• _INFORMATION SHOWN_:

════

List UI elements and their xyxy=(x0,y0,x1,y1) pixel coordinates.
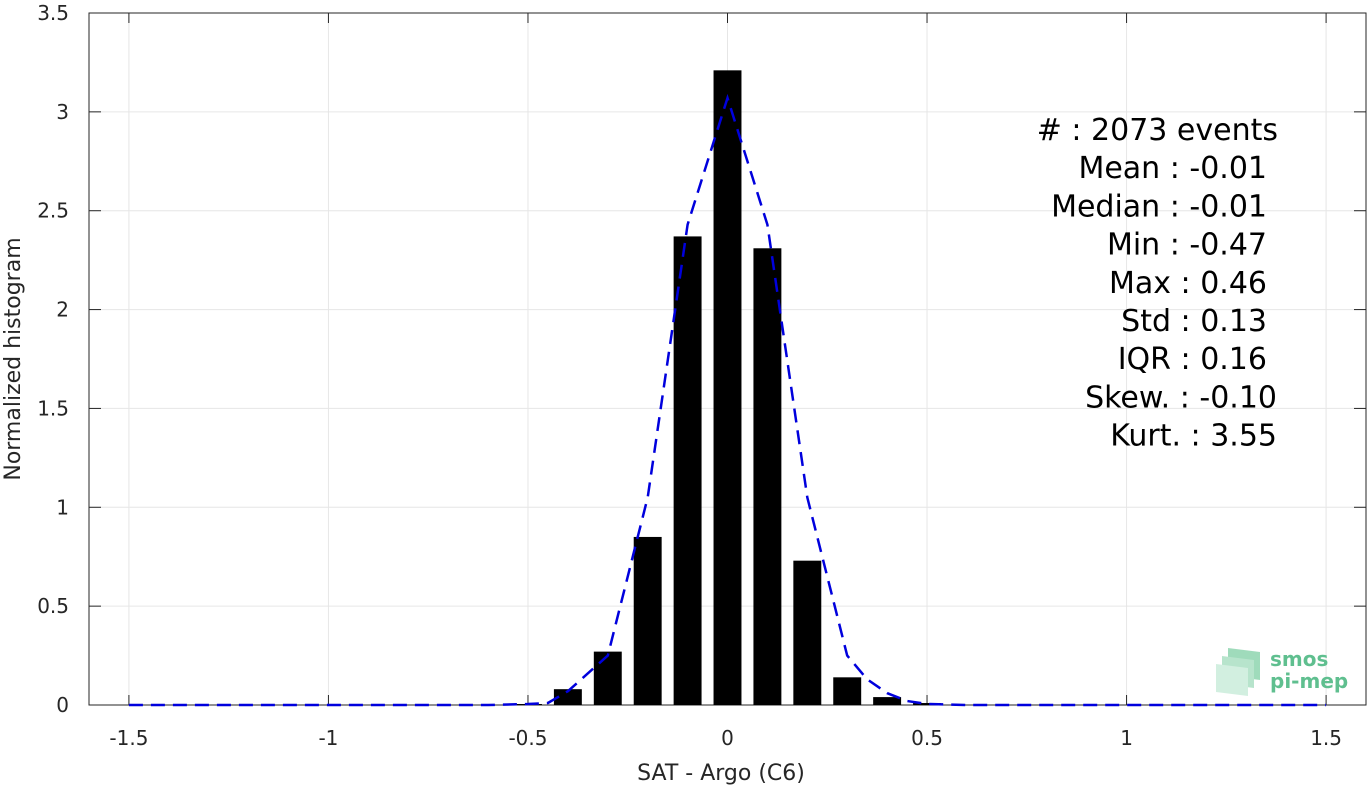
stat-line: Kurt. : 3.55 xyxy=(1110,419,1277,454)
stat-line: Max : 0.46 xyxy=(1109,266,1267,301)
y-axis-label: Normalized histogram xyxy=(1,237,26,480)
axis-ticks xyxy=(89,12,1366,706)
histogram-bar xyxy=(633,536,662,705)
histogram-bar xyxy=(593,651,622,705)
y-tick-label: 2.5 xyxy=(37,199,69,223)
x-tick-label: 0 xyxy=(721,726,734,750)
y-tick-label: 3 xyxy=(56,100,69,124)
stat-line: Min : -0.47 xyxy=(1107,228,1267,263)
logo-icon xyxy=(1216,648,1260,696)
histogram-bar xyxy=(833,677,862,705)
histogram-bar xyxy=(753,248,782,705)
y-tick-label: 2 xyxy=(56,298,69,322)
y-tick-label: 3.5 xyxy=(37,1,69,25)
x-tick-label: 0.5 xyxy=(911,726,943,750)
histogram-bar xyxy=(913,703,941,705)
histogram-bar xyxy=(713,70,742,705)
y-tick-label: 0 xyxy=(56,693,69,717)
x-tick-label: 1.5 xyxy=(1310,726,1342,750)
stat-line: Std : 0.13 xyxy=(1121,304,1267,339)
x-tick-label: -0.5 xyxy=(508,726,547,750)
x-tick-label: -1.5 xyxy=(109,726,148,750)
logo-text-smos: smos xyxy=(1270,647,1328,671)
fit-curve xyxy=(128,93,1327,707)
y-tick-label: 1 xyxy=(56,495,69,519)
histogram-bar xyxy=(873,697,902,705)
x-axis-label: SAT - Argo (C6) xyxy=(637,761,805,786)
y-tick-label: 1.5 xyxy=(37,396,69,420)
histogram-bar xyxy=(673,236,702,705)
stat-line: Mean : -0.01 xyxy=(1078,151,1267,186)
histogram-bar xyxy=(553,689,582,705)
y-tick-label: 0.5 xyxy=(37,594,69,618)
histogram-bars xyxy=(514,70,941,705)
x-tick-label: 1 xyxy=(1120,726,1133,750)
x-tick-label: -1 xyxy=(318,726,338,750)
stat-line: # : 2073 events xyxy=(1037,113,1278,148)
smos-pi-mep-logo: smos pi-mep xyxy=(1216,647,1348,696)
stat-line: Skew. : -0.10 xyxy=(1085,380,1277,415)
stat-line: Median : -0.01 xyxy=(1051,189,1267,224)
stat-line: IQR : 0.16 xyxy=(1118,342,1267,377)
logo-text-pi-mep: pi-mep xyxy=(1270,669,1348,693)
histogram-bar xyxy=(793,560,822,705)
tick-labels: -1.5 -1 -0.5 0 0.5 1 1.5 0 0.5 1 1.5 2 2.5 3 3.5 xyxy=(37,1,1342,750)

════

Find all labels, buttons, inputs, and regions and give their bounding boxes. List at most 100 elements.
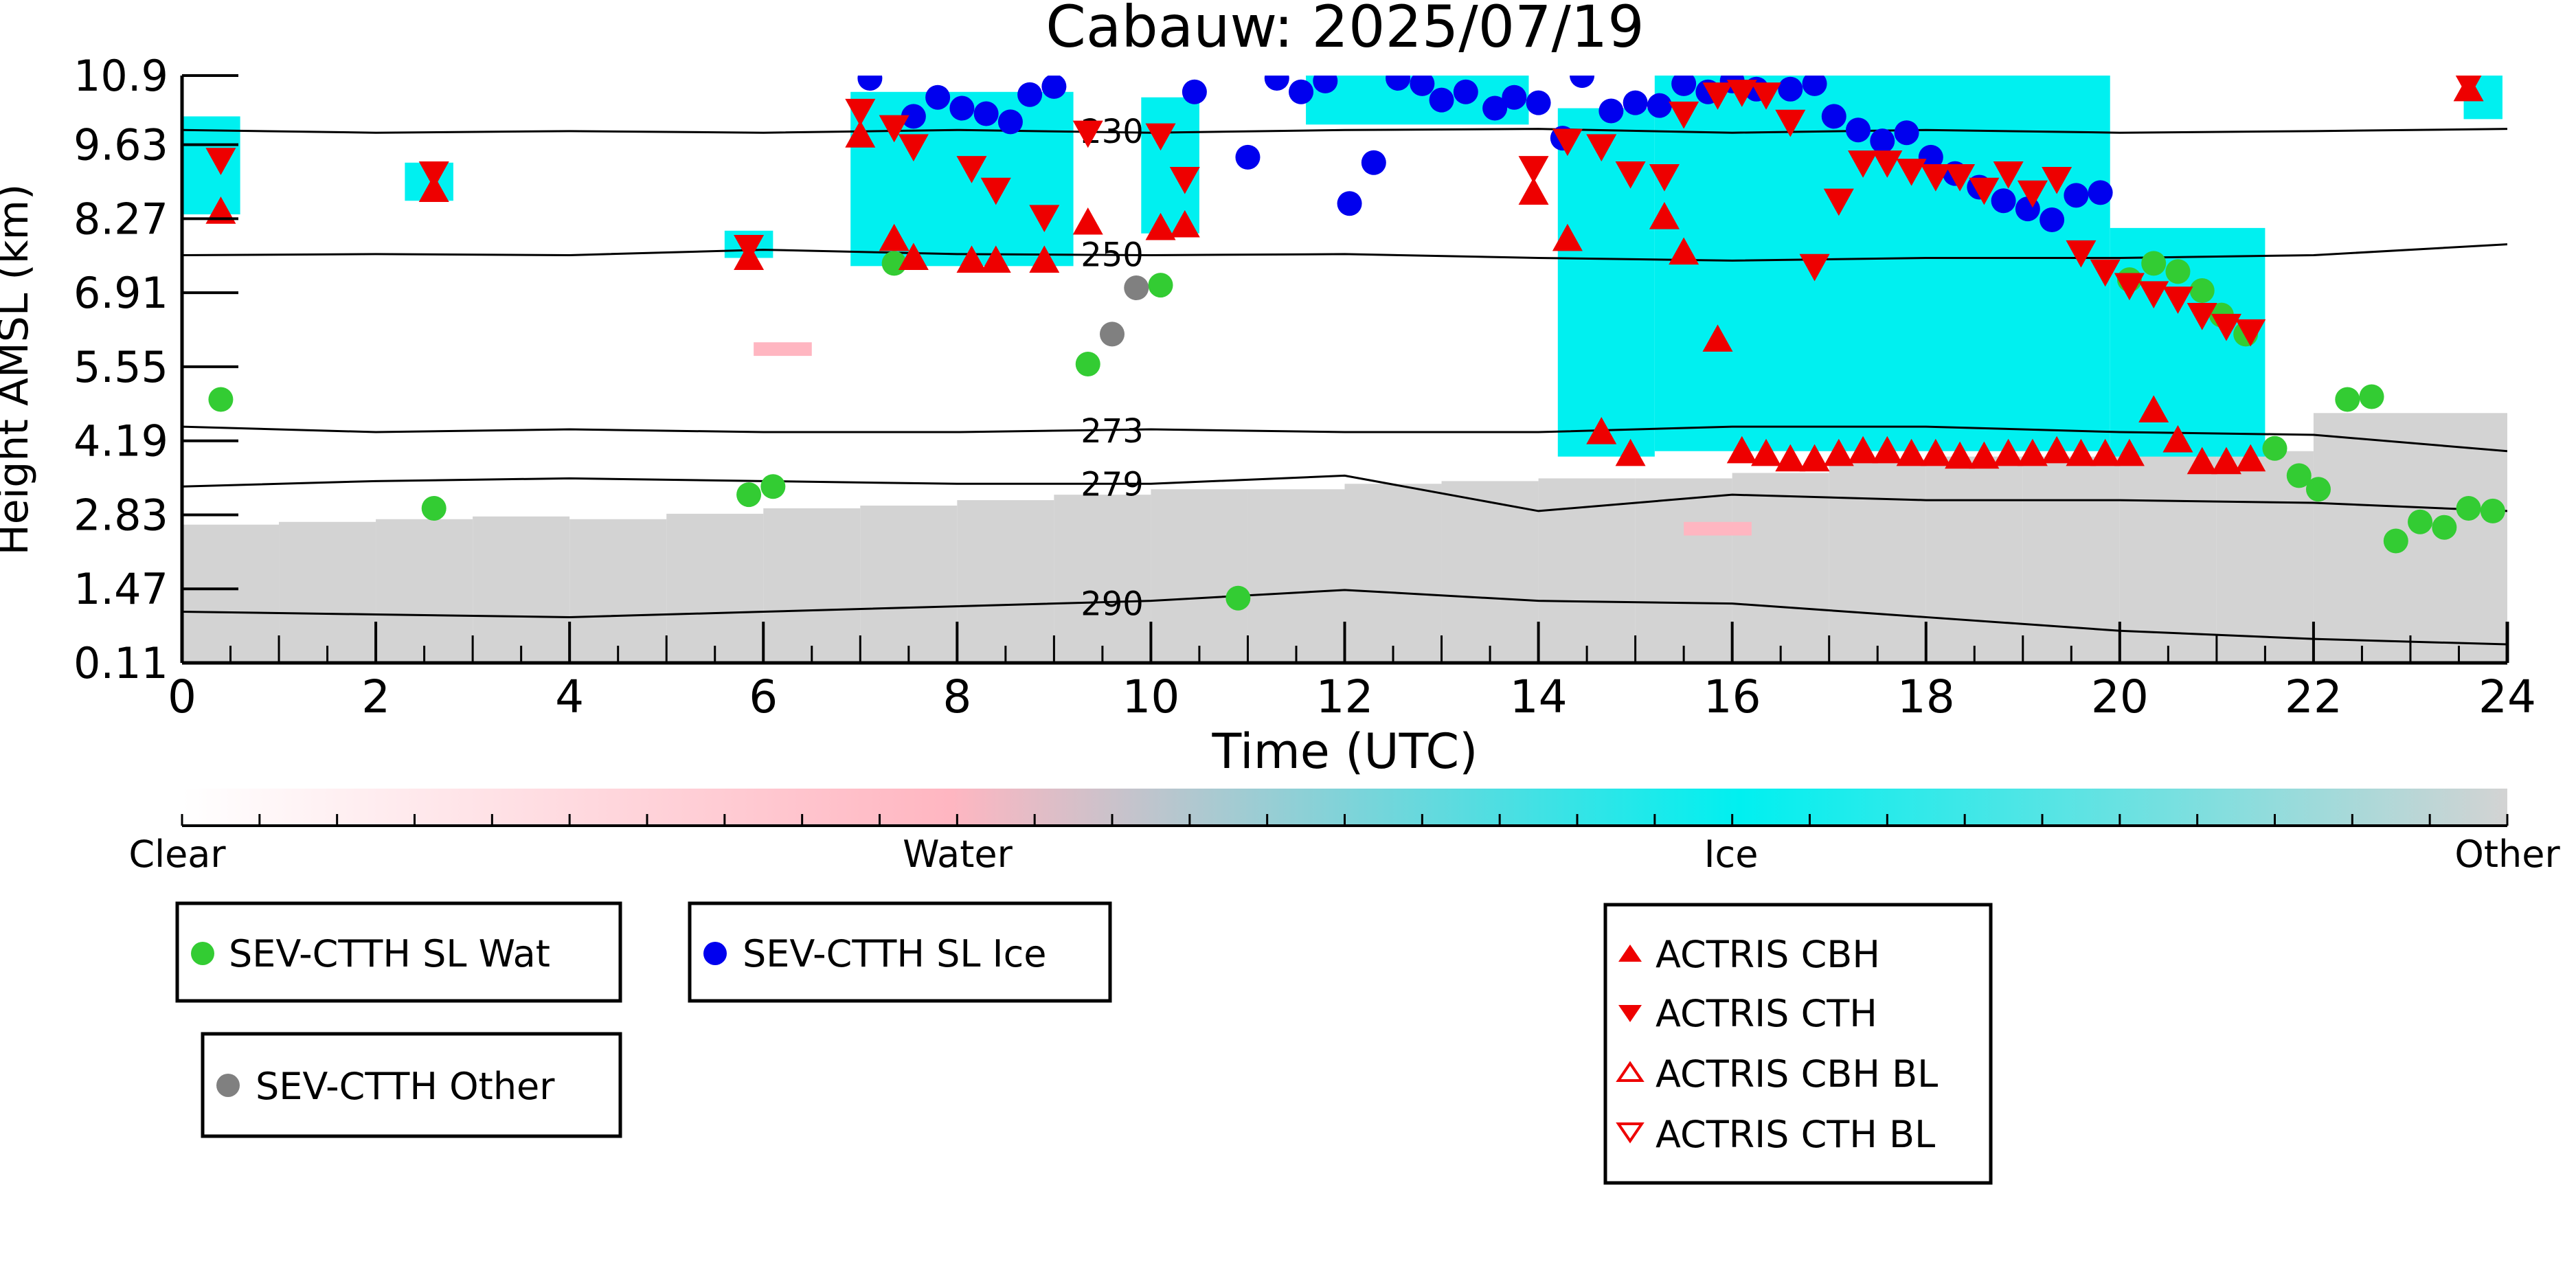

════

• _GOAL_:
Format the lines from the one containing "List UI elements" through the one containing "y-tick-label: 2.5 xyxy=(37,199,69,223)" as a Markdown table with the columns Row and Text. Skip blank lines and leave out the pictures.

• _ANSWER TO THE EXERCISE_:
| Row | Text |
|---|---|
| 1 | List UI elements and their xyxy=(x0,y0,x1,y1) pixel coordinates. |
| 2 | stat-line: Kurt. : 3.55 xyxy=(1110,419,1277,454) |
| 3 | stat-line: Max : 0.46 xyxy=(1109,266,1267,301) |
| 4 | y-axis-label: Normalized histogram xyxy=(1,237,26,480) |
| 5 | axis-ticks xyxy=(89,12,1366,706) |
| 6 | histogram-bar xyxy=(633,536,662,705) |
| 7 | histogram-bar xyxy=(593,651,622,705) |
| 8 | y-tick-label: 2.5 xyxy=(37,199,69,223) |